** begin **

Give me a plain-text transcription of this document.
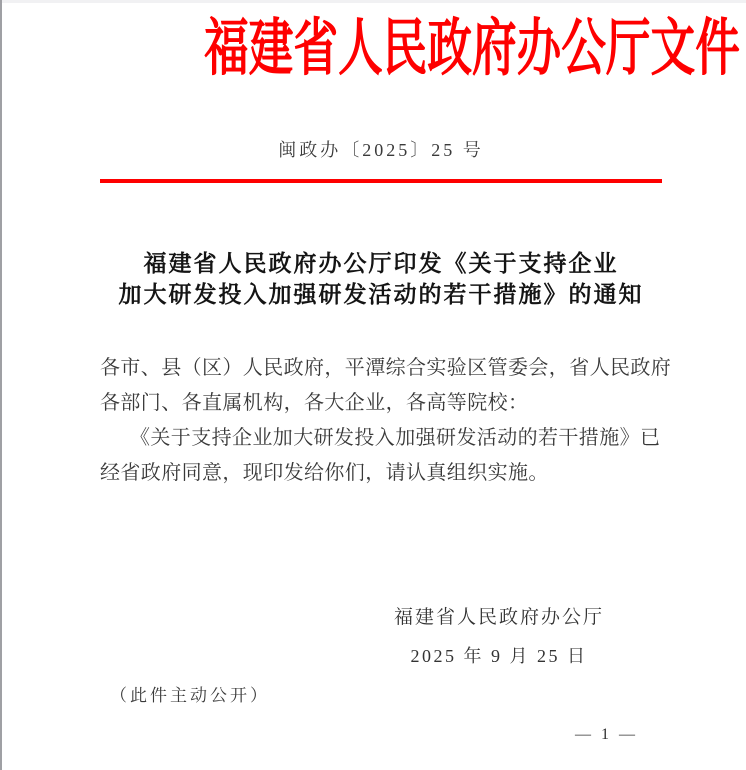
福建省人民政府办公厅文件
闽政办〔2025〕25 号
福建省人民政府办公厅印发《关于支持企业
加大研发投入加强研发活动的若干措施》的通知
各市、县（区）人民政府，平潭综合实验区管委会，省人民政府
各部门、各直属机构，各大企业，各高等院校：
《关于支持企业加大研发投入加强研发活动的若干措施》已
经省政府同意，现印发给你们，请认真组织实施。
福建省人民政府办公厅
2025 年 9 月 25 日
（此件主动公开）
— 1 —
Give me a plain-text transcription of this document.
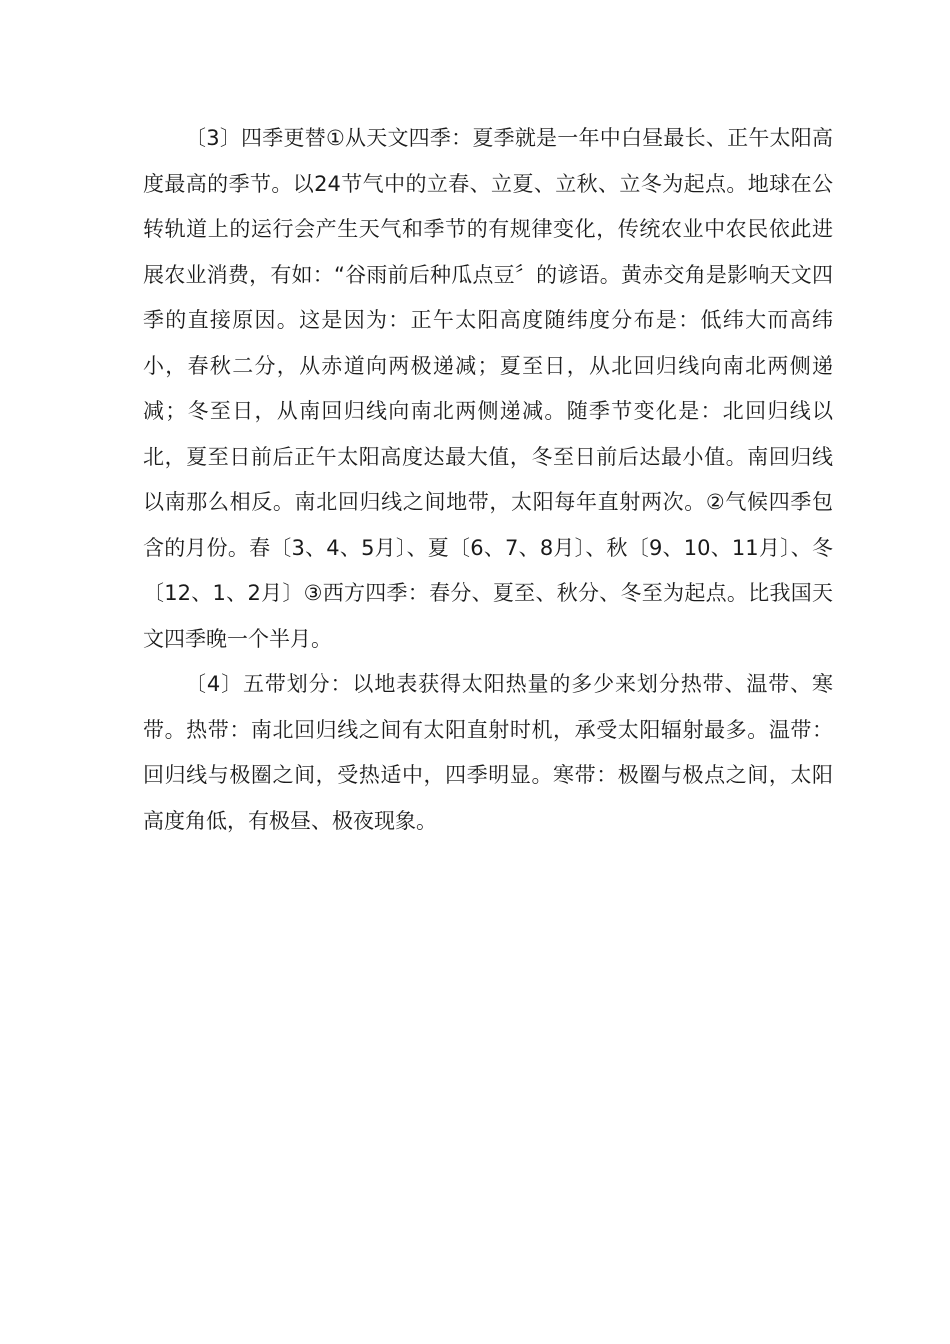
〔3〕四季更替①从天文四季：夏季就是一年中白昼最长、正午太阳高度最高的季节。以24节气中的立春、立夏、立秋、立冬为起点。地球在公转轨道上的运行会产生天气和季节的有规律变化，传统农业中农民依此进展农业消费，有如：“谷雨前后种瓜点豆〞的谚语。黄赤交角是影响天文四季的直接原因。这是因为：正午太阳高度随纬度分布是：低纬大而高纬小，春秋二分，从赤道向两极递减；夏至日，从北回归线向南北两侧递减；冬至日，从南回归线向南北两侧递减。随季节变化是：北回归线以北，夏至日前后正午太阳高度达最大值，冬至日前后达最小值。南回归线以南那么相反。南北回归线之间地带，太阳每年直射两次。②气候四季包含的月份。春〔3、4、5月〕、夏〔6、7、8月〕、秋〔9、10、11月〕、冬〔12、1、2月〕③西方四季：春分、夏至、秋分、冬至为起点。比我国天文四季晚一个半月。

〔4〕五带划分：以地表获得太阳热量的多少来划分热带、温带、寒带。热带：南北回归线之间有太阳直射时机，承受太阳辐射最多。温带：回归线与极圈之间，受热适中，四季明显。寒带：极圈与极点之间，太阳高度角低，有极昼、极夜现象。
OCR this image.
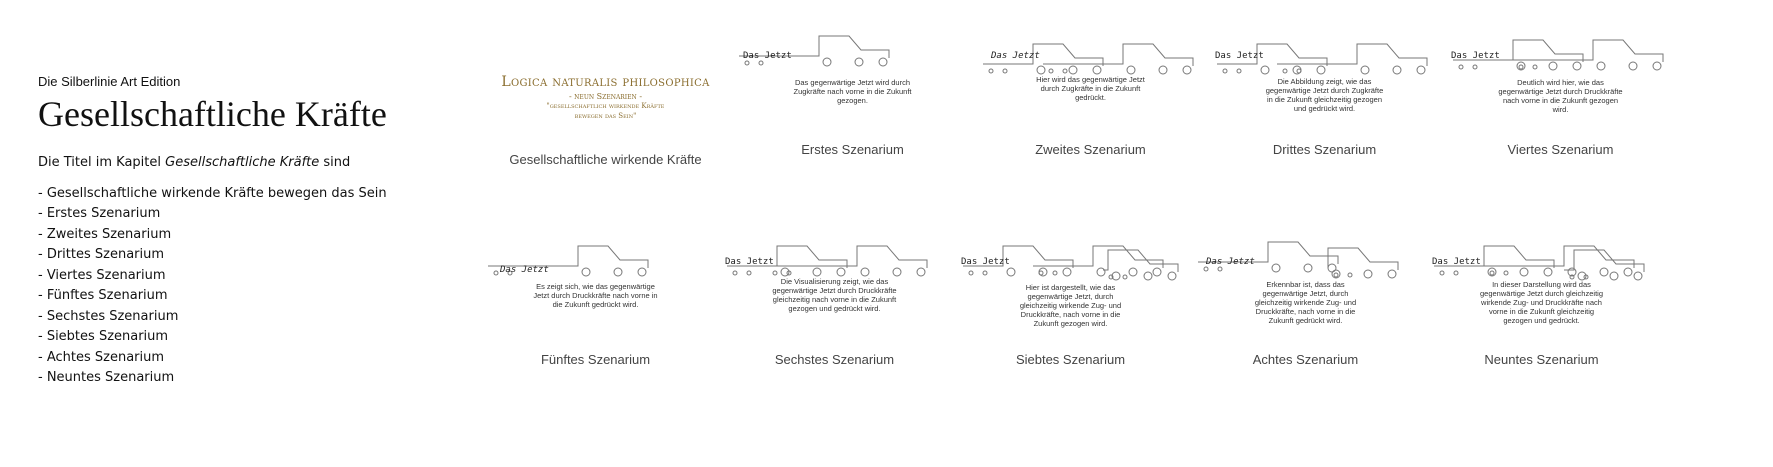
Die Silberlinie Art Edition
Gesellschaftliche Kräfte
Die Titel im Kapitel Gesellschaftliche Kräfte sind
- Gesellschaftliche wirkende Kräfte bewegen das Sein
- Erstes Szenarium
- Zweites Szenarium
- Drittes Szenarium
- Viertes Szenarium
- Fünftes Szenarium
- Sechstes Szenarium
- Siebtes Szenarium
- Achtes Szenarium
- Neuntes Szenarium
Logica naturalis philosophica
- neun Szenarien -
"gesellschaftlich wirkende Kräfte
bewegen das Sein"
Gesellschaftliche wirkende Kräfte
Das Jetzt
Das gegenwärtige Jetzt wird durch Zugkräfte nach vorne in die Zukunft gezogen.
Erstes Szenarium
Das Jetzt
Hier wird das gegenwärtige Jetzt durch Zugkräfte in die Zukunft gedrückt.
Zweites Szenarium
Das Jetzt
Die Abbildung zeigt, wie das gegenwärtige Jetzt durch Zugkräfte in die Zukunft gleichzeitig gezogen und gedrückt wird.
Drittes Szenarium
Das Jetzt
Deutlich wird hier, wie das gegenwärtige Jetzt durch Druckkräfte nach vorne in die Zukunft gezogen wird.
Viertes Szenarium
Das Jetzt
Es zeigt sich, wie das gegenwärtige Jetzt durch Druckkräfte nach vorne in die Zukunft gedrückt wird.
Fünftes Szenarium
Das Jetzt
Die Visualisierung zeigt, wie das gegenwärtige Jetzt durch Druckkräfte gleichzeitig nach vorne in die Zukunft gezogen und gedrückt wird.
Sechstes Szenarium
Das Jetzt
Hier ist dargestellt, wie das gegenwärtige Jetzt, durch gleichzeitig wirkende Zug- und Druckkräfte, nach vorne in die Zukunft gezogen wird.
Siebtes Szenarium
Das Jetzt
Erkennbar ist, dass das gegenwärtige Jetzt, durch gleichzeitig wirkende Zug- und Druckkräfte, nach vorne in die Zukunft gedrückt wird.
Achtes Szenarium
Das Jetzt
In dieser Darstellung wird das gegenwärtige Jetzt durch gleichzeitig wirkende Zug- und Druckkräfte nach vorne in die Zukunft gleichzeitig gezogen und gedrückt.
Neuntes Szenarium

** end **

Copy all the entries word for word. Omit any pictures.

» ANSWER BELOW
Give me a plain-text transcription of this document.
福建省人民政府办公厅文件
闽政办〔2025〕25 号
福建省人民政府办公厅印发《关于支持企业
加大研发投入加强研发活动的若干措施》的通知
各市、县（区）人民政府，平潭综合实验区管委会，省人民政府
各部门、各直属机构，各大企业，各高等院校：
《关于支持企业加大研发投入加强研发活动的若干措施》已
经省政府同意，现印发给你们，请认真组织实施。
福建省人民政府办公厅
2025 年 9 月 25 日
（此件主动公开）
— 1 —
Give me a plain-text transcription of this document.
〔3〕四季更替①从天文四季：夏季就是一年中白昼最长、正午太阳高度最高的季节。以24节气中的立春、立夏、立秋、立冬为起点。地球在公转轨道上的运行会产生天气和季节的有规律变化，传统农业中农民依此进展农业消费，有如：“谷雨前后种瓜点豆〞的谚语。黄赤交角是影响天文四季的直接原因。这是因为：正午太阳高度随纬度分布是：低纬大而高纬小，春秋二分，从赤道向两极递减；夏至日，从北回归线向南北两侧递减；冬至日，从南回归线向南北两侧递减。随季节变化是：北回归线以北，夏至日前后正午太阳高度达最大值，冬至日前后达最小值。南回归线以南那么相反。南北回归线之间地带，太阳每年直射两次。②气候四季包含的月份。春〔3、4、5月〕、夏〔6、7、8月〕、秋〔9、10、11月〕、冬〔12、1、2月〕③西方四季：春分、夏至、秋分、冬至为起点。比我国天文四季晚一个半月。

〔4〕五带划分：以地表获得太阳热量的多少来划分热带、温带、寒带。热带：南北回归线之间有太阳直射时机，承受太阳辐射最多。温带：回归线与极圈之间，受热适中，四季明显。寒带：极圈与极点之间，太阳高度角低，有极昼、极夜现象。
OCR this image.
Die Silberlinie Art Edition
Gesellschaftliche Kräfte
Die Titel im Kapitel Gesellschaftliche Kräfte sind
- Gesellschaftliche wirkende Kräfte bewegen das Sein
- Erstes Szenarium
- Zweites Szenarium
- Drittes Szenarium
- Viertes Szenarium
- Fünftes Szenarium
- Sechstes Szenarium
- Siebtes Szenarium
- Achtes Szenarium
- Neuntes Szenarium
Logica naturalis philosophica
- neun Szenarien -
"gesellschaftlich wirkende Kräfte
bewegen das Sein"
Gesellschaftliche wirkende Kräfte
Das Jetzt
Das gegenwärtige Jetzt wird durch Zugkräfte nach vorne in die Zukunft gezogen.
Erstes Szenarium
Das Jetzt
Hier wird das gegenwärtige Jetzt durch Zugkräfte in die Zukunft gedrückt.
Zweites Szenarium
Das Jetzt
Die Abbildung zeigt, wie das gegenwärtige Jetzt durch Zugkräfte in die Zukunft gleichzeitig gezogen und gedrückt wird.
Drittes Szenarium
Das Jetzt
Deutlich wird hier, wie das gegenwärtige Jetzt durch Druckkräfte nach vorne in die Zukunft gezogen wird.
Viertes Szenarium
Das Jetzt
Es zeigt sich, wie das gegenwärtige Jetzt durch Druckkräfte nach vorne in die Zukunft gedrückt wird.
Fünftes Szenarium
Das Jetzt
Die Visualisierung zeigt, wie das gegenwärtige Jetzt durch Druckkräfte gleichzeitig nach vorne in die Zukunft gezogen und gedrückt wird.
Sechstes Szenarium
Das Jetzt
Hier ist dargestellt, wie das gegenwärtige Jetzt, durch gleichzeitig wirkende Zug- und Druckkräfte, nach vorne in die Zukunft gezogen wird.
Siebtes Szenarium
Das Jetzt
Erkennbar ist, dass das gegenwärtige Jetzt, durch gleichzeitig wirkende Zug- und Druckkräfte, nach vorne in die Zukunft gedrückt wird.
Achtes Szenarium
Das Jetzt
In dieser Darstellung wird das gegenwärtige Jetzt durch gleichzeitig wirkende Zug- und Druckkräfte nach vorne in die Zukunft gleichzeitig gezogen und gedrückt.
Neuntes Szenarium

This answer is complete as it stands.